• DESCRIPTION OF THE TASK
Keep the images out and copy every entry below exactly.

• GIVEN DATA
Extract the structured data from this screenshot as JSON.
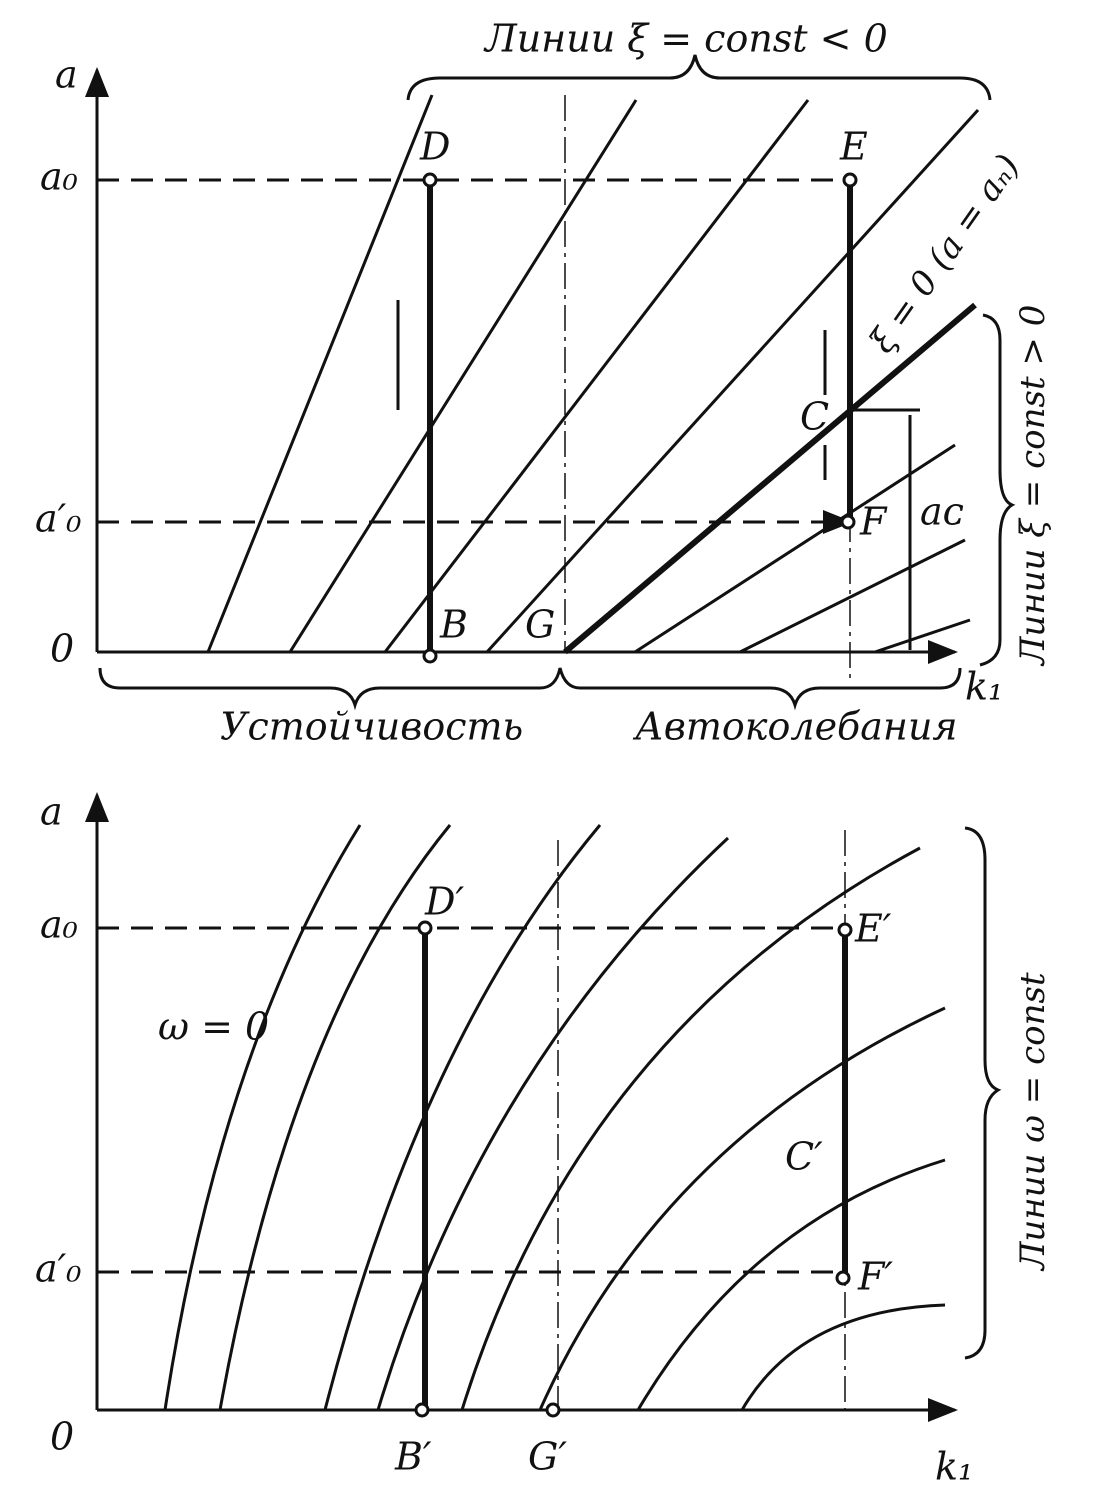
{
  "top": {
    "title": "Линии ξ = const < 0",
    "y_axis": "a",
    "a0": "a₀",
    "a0_prime": "a′₀",
    "origin": "0",
    "x_axis": "k₁",
    "points": {
      "D": "D",
      "E": "E",
      "C": "C",
      "F": "F",
      "B": "B",
      "G": "G"
    },
    "zero_line": "ξ = 0 (a = aₙ)",
    "right_label": "Линии ξ = const > 0",
    "ac": "aᴄ",
    "stability": "Устойчивость",
    "self_oscillation": "Автоколебания"
  },
  "bottom": {
    "y_axis": "a",
    "a0": "a₀",
    "a0_prime": "a′₀",
    "origin": "0",
    "x_axis": "k₁",
    "points": {
      "D": "D′",
      "E": "E′",
      "C": "C′",
      "F": "F′",
      "B": "B′",
      "G": "G′"
    },
    "omega_zero": "ω = 0",
    "right_label": "Линии ω = const"
  }
}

• RESULT OF THIS EXERCISE
Extract the structured data from this screenshot as JSON.
{
  "top": {
    "title": "Линии ξ = const < 0",
    "y_axis": "a",
    "a0": "a₀",
    "a0_prime": "a′₀",
    "origin": "0",
    "x_axis": "k₁",
    "points": {
      "D": "D",
      "E": "E",
      "C": "C",
      "F": "F",
      "B": "B",
      "G": "G"
    },
    "zero_line": "ξ = 0 (a = aₙ)",
    "right_label": "Линии ξ = const > 0",
    "ac": "aᴄ",
    "stability": "Устойчивость",
    "self_oscillation": "Автоколебания"
  },
  "bottom": {
    "y_axis": "a",
    "a0": "a₀",
    "a0_prime": "a′₀",
    "origin": "0",
    "x_axis": "k₁",
    "points": {
      "D": "D′",
      "E": "E′",
      "C": "C′",
      "F": "F′",
      "B": "B′",
      "G": "G′"
    },
    "omega_zero": "ω = 0",
    "right_label": "Линии ω = const"
  }
}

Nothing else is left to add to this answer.